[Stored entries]

- - - - - - -

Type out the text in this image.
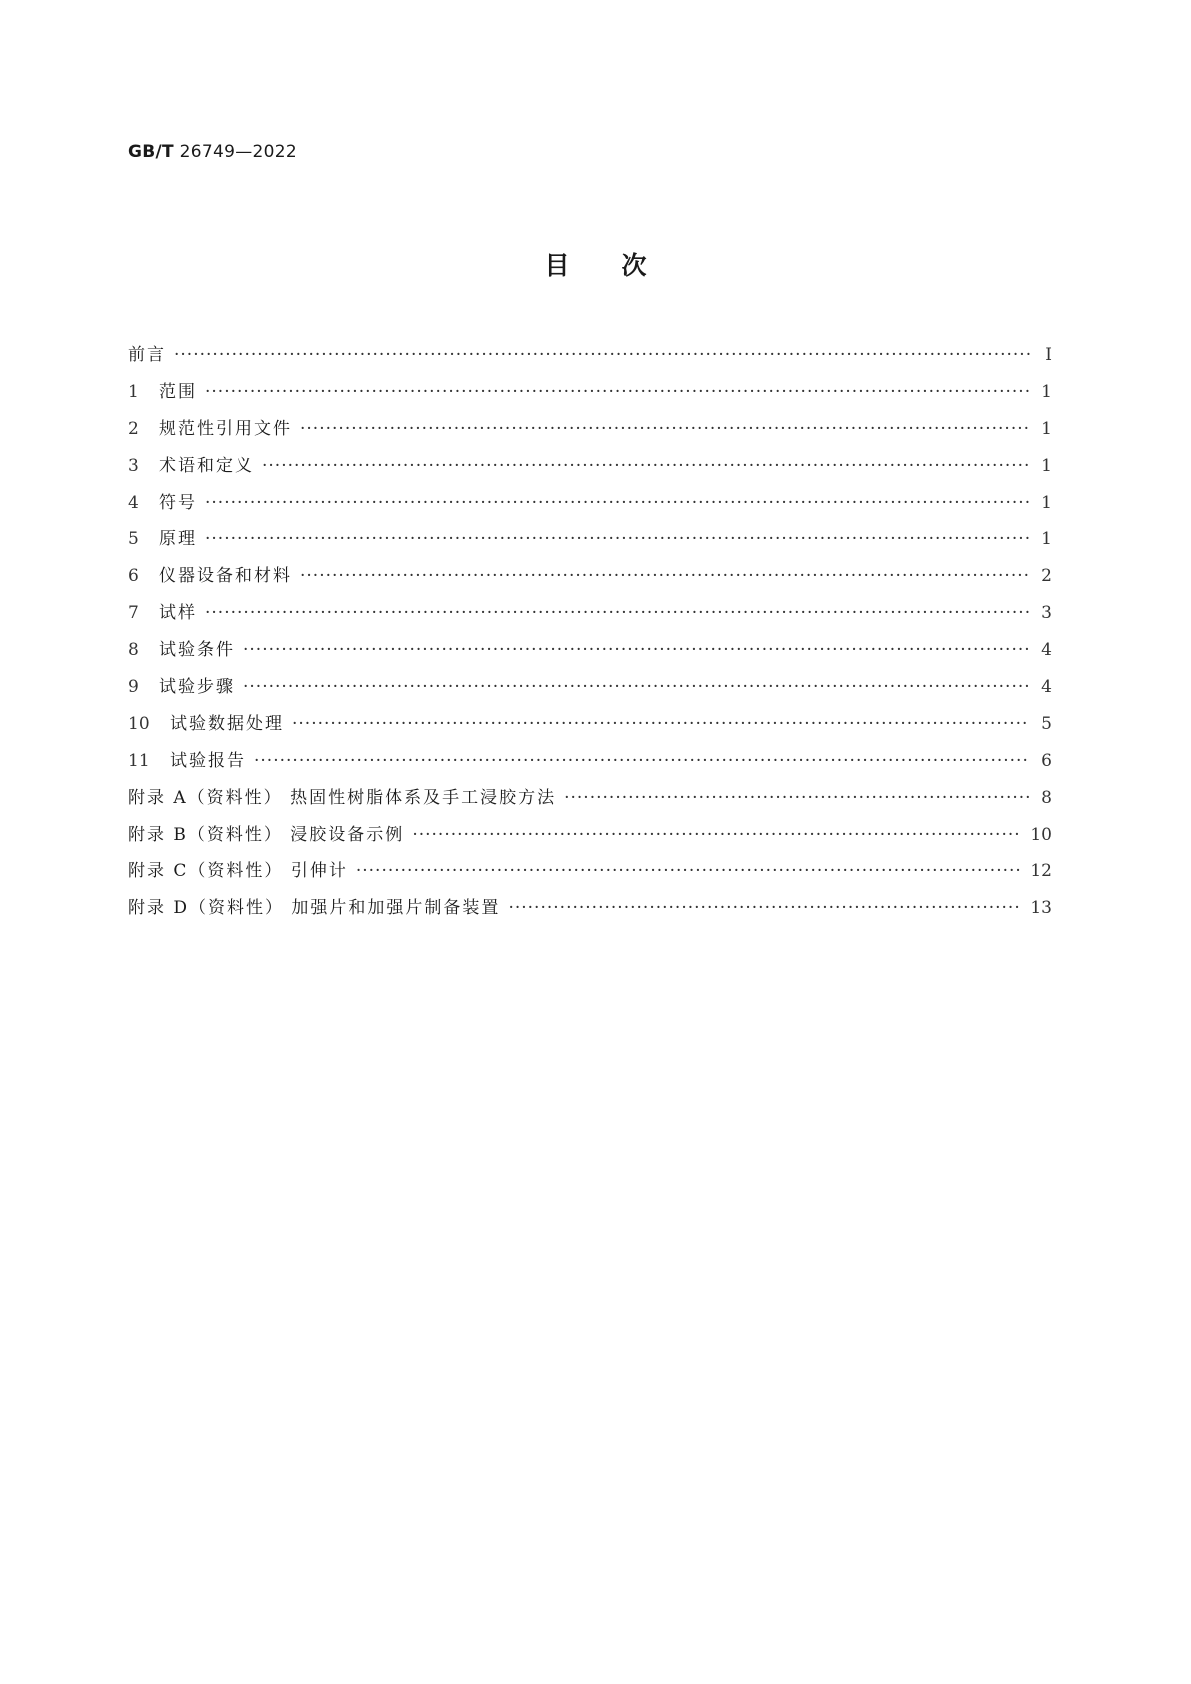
GB/T 26749—2022
目次
前言 ·····	Ⅰ
1	范围 ·····	1
2	规范性引用文件 ·····	1
3	术语和定义 ·····	1
4	符号 ·····	1
5	原理 ·····	1
6	仪器设备和材料 ·····	2
7	试样 ·····	3
8	试验条件 ·····	4
9	试验步骤 ·····	4
10	试验数据处理 ·····	5
11	试验报告 ·····	6
附录 A（资料性） 热固性树脂体系及手工浸胶方法 ·····	8
附录 B（资料性） 浸胶设备示例 ·····	10
附录 C（资料性） 引伸计 ·····	12
附录 D（资料性） 加强片和加强片制备装置 ·····	13
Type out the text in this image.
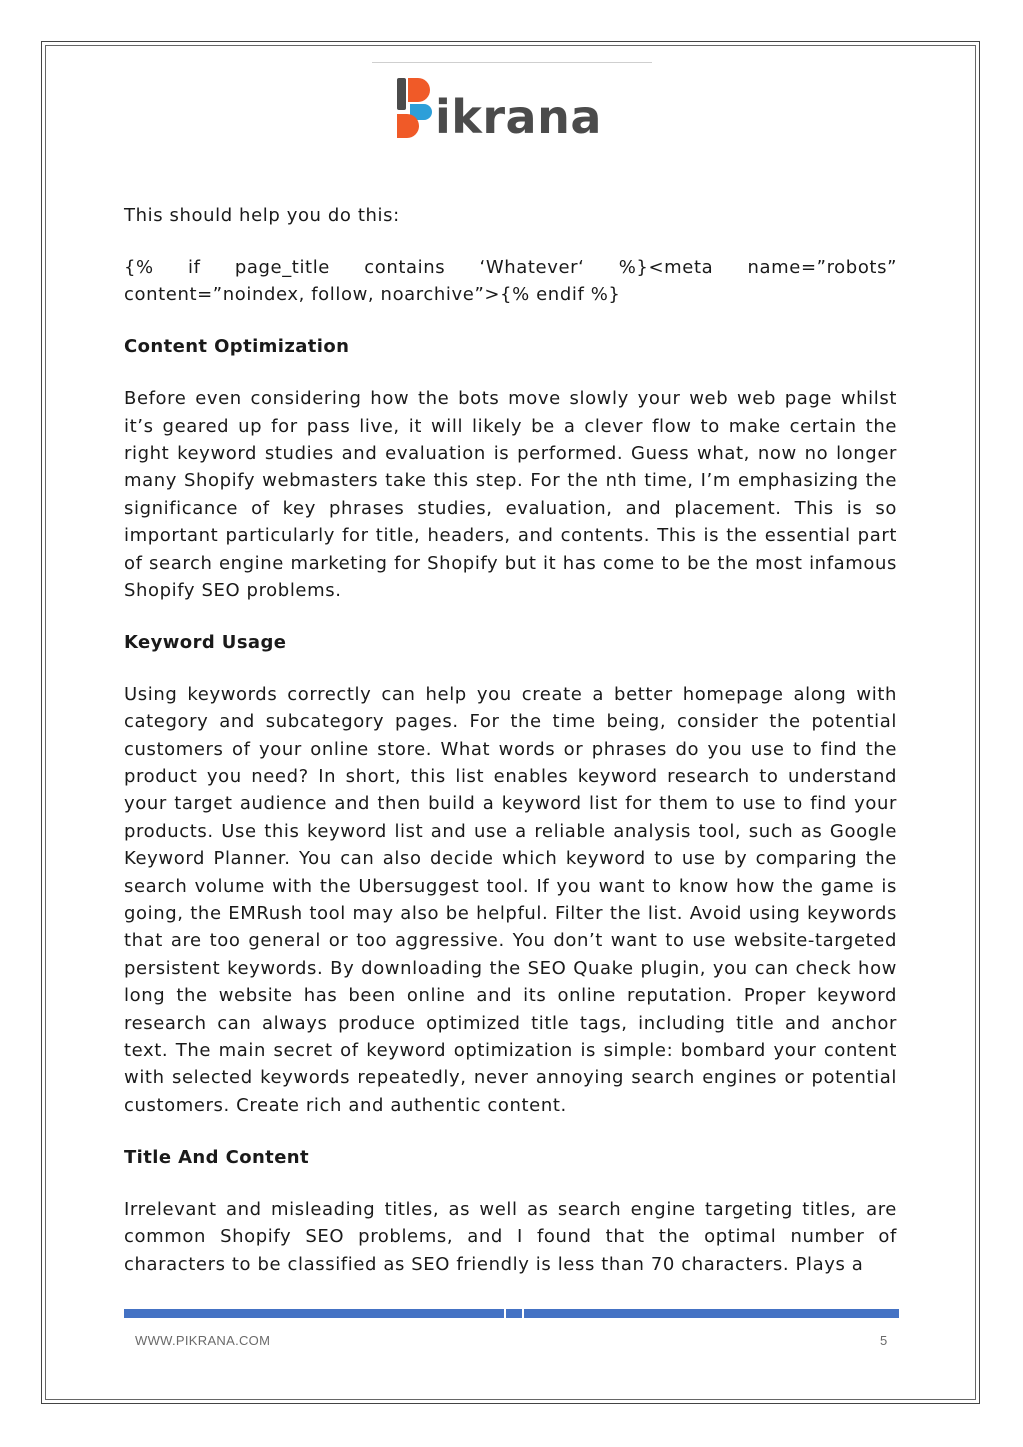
ikrana

This should help you do this:

{% if page_title contains ‘Whatever‘ %}<meta name=”robots” content=”noindex, follow, noarchive”>{% endif %}

Content Optimization

Before even considering how the bots move slowly your web web page whilst it’s geared up for pass live, it will likely be a clever flow to make certain the right keyword studies and evaluation is performed. Guess what, now no longer many Shopify webmasters take this step. For the nth time, I’m emphasizing the significance of key phrases studies, evaluation, and placement. This is so important particularly for title, headers, and contents. This is the essential part of search engine marketing for Shopify but it has come to be the most infamous Shopify SEO problems.

Keyword Usage

Using keywords correctly can help you create a better homepage along with category and subcategory pages. For the time being, consider the potential customers of your online store. What words or phrases do you use to find the product you need? In short, this list enables keyword research to understand your target audience and then build a keyword list for them to use to find your products. Use this keyword list and use a reliable analysis tool, such as Google Keyword Planner. You can also decide which keyword to use by comparing the search volume with the Ubersuggest tool. If you want to know how the game is going, the EMRush tool may also be helpful. Filter the list. Avoid using keywords that are too general or too aggressive. You don’t want to use website-targeted persistent keywords. By downloading the SEO Quake plugin, you can check how long the website has been online and its online reputation. Proper keyword research can always produce optimized title tags, including title and anchor text. The main secret of keyword optimization is simple: bombard your content with selected keywords repeatedly, never annoying search engines or potential customers. Create rich and authentic content.

Title And Content

Irrelevant and misleading titles, as well as search engine targeting titles, are common Shopify SEO problems, and I found that the optimal number of characters to be classified as SEO friendly is less than 70 characters. Plays a

WWW.PIKRANA.COM	5
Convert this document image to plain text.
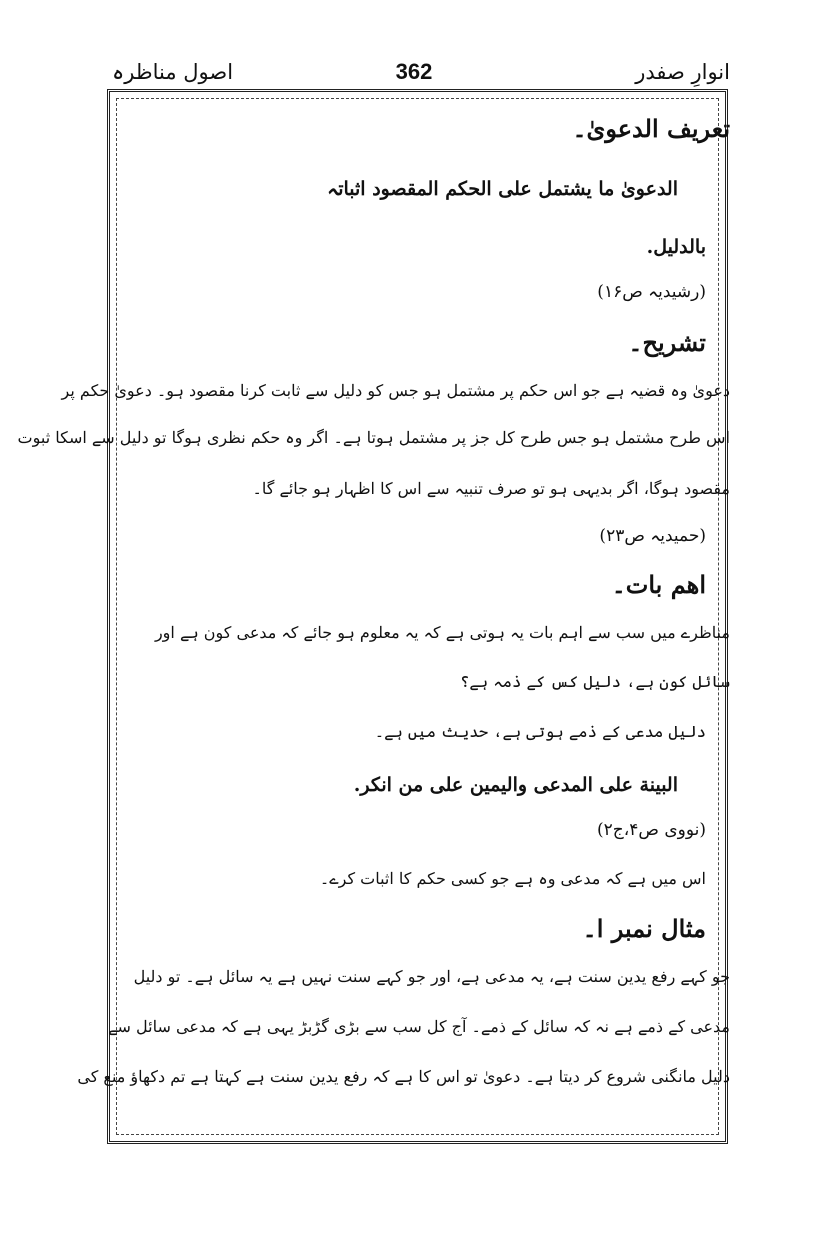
انوارِ صفدر
362
اصول مناظرہ
تعریف الدعویٰ۔
الدعویٰ ما یشتمل علی الحکم المقصود اثباتہ
بالدلیل.
(رشیدیہ ص۱۶)
تشریح۔
دعویٰ وہ قضیہ ہے جو اس حکم پر مشتمل ہو جس کو دلیل سے ثابت کرنا مقصود ہو۔ دعویٰ حکم پر
اس طرح مشتمل ہو جس طرح کل جز پر مشتمل ہوتا ہے۔ اگر وہ حکم نظری ہوگا تو دلیل سے اسکا ثبوت
مقصود ہوگا، اگر بدیہی ہو تو صرف تنبیہ سے اس کا اظہار ہو جائے گا۔
(حمیدیہ ص۲۳)
اھم بات۔
مناظرے میں سب سے اہم بات یہ ہوتی ہے کہ یہ معلوم ہو جائے کہ مدعی کون ہے اور
سائل کون ہے، دلیل کس کے ذمہ ہے؟
دلیل مدعی کے ذمے ہوتی ہے، حدیث میں ہے۔
البینة علی المدعی والیمین علی من انکر.
(نووی ص۴،ج۲)
اس میں ہے کہ مدعی وہ ہے جو کسی حکم کا اثبات کرے۔
مثال نمبر ا۔
جو کہے رفع یدین سنت ہے، یہ مدعی ہے، اور جو کہے سنت نہیں ہے یہ سائل ہے۔ تو دلیل
مدعی کے ذمے ہے نہ کہ سائل کے ذمے۔ آج کل سب سے بڑی گڑبڑ یہی ہے کہ مدعی سائل سے
دلیل مانگنی شروع کر دیتا ہے۔ دعویٰ تو اس کا ہے کہ رفع یدین سنت ہے کہتا ہے تم دکھاؤ منع کی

- - - - - - -

TO DO> Identify every line above with the string "یدین" in it. Copy those lines.

TASK RESULT>
جو کہے رفع یدین سنت ہے، یہ مدعی ہے، اور جو کہے سنت نہیں ہے یہ سائل ہے۔ تو دلیل
دلیل مانگنی شروع کر دیتا ہے۔ دعویٰ تو اس کا ہے کہ رفع یدین سنت ہے کہتا ہے تم دکھاؤ منع کی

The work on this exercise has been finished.